Collected data entries
━━━━━━━━

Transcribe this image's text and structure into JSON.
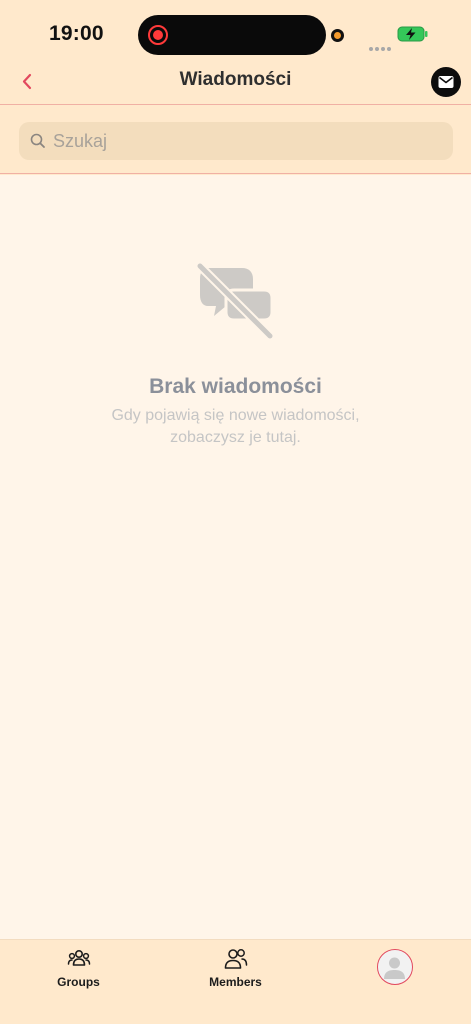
{
  "status_bar": {
    "time": "19:00",
    "battery_color": "#34c759"
  },
  "header": {
    "title": "Wiadomości",
    "back_icon": "chevron-left-icon",
    "mail_icon": "envelope-icon",
    "accent_color": "#e2495e"
  },
  "search": {
    "placeholder": "Szukaj",
    "value": ""
  },
  "empty_state": {
    "icon": "chat-off-icon",
    "title": "Brak wiadomości",
    "line1": "Gdy pojawią się nowe wiadomości,",
    "line2": "zobaczysz je tutaj."
  },
  "tab_bar": {
    "tabs": [
      {
        "label": "Groups",
        "icon": "groups-icon"
      },
      {
        "label": "Members",
        "icon": "members-icon"
      },
      {
        "label": "",
        "icon": "avatar-icon"
      }
    ]
  }
}
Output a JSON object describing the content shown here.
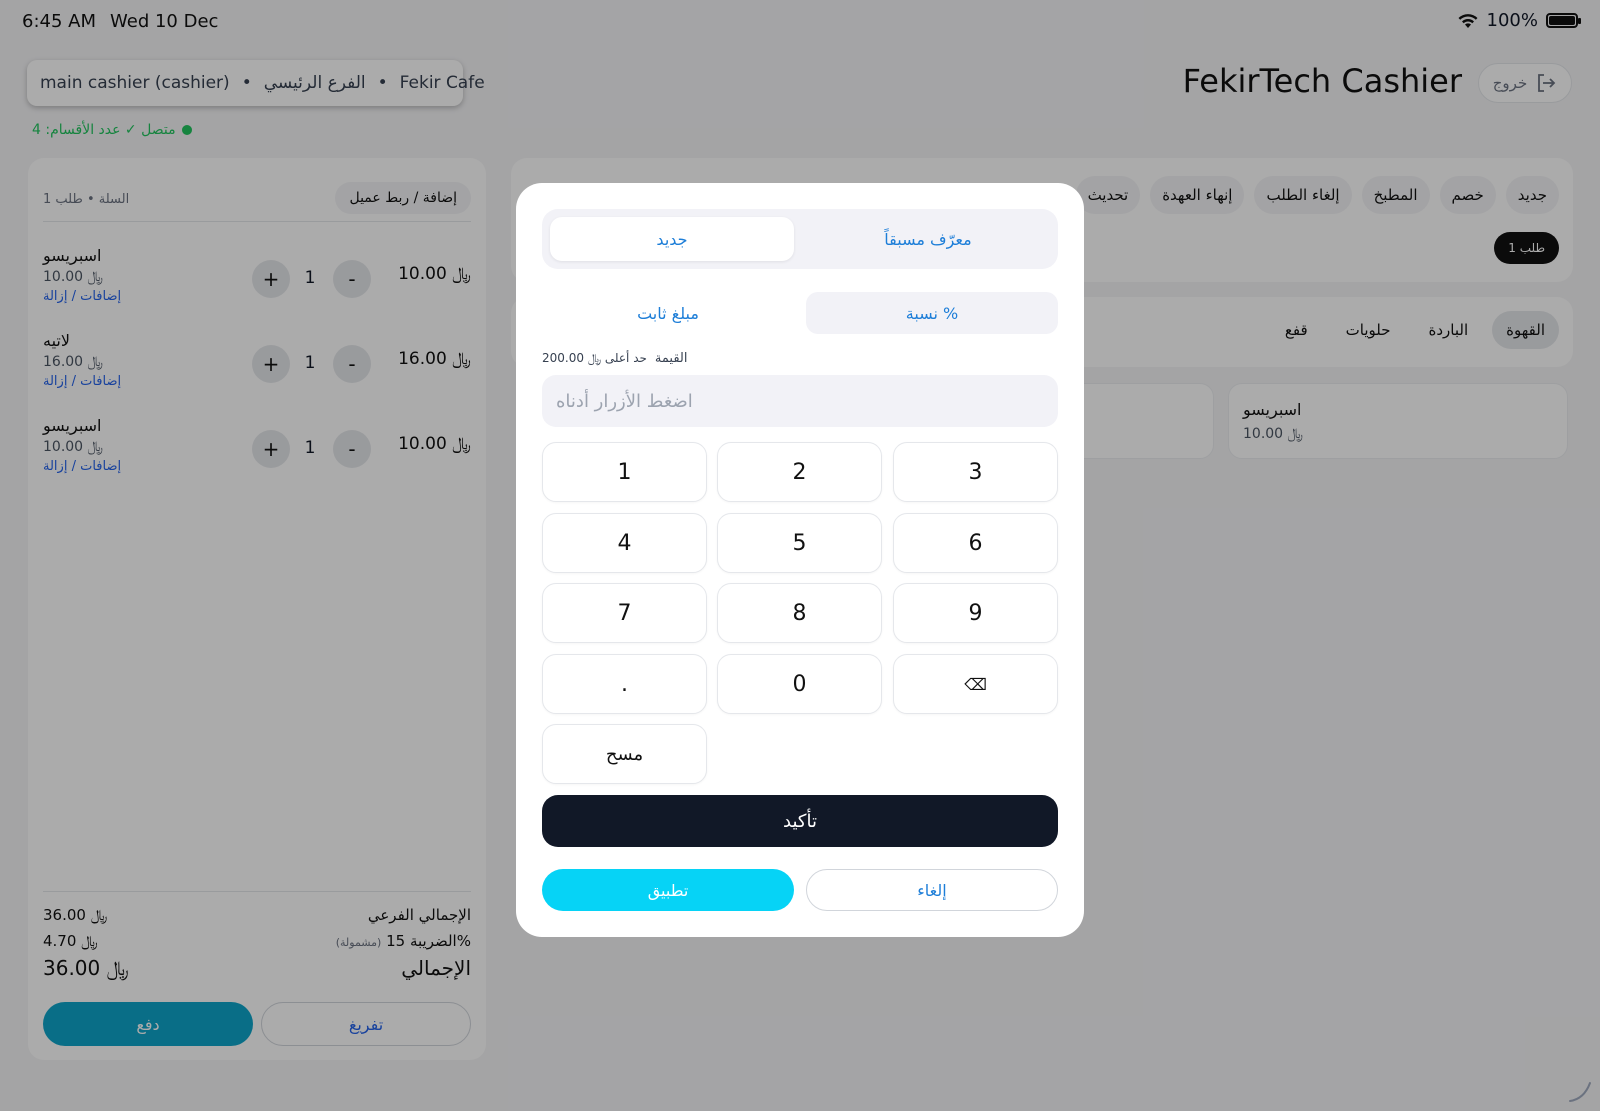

━━━━━━━━

→ **Task to carry out**
Give only the number of lines in the listing above that include the string "JSON".

→ **Result of the task**
2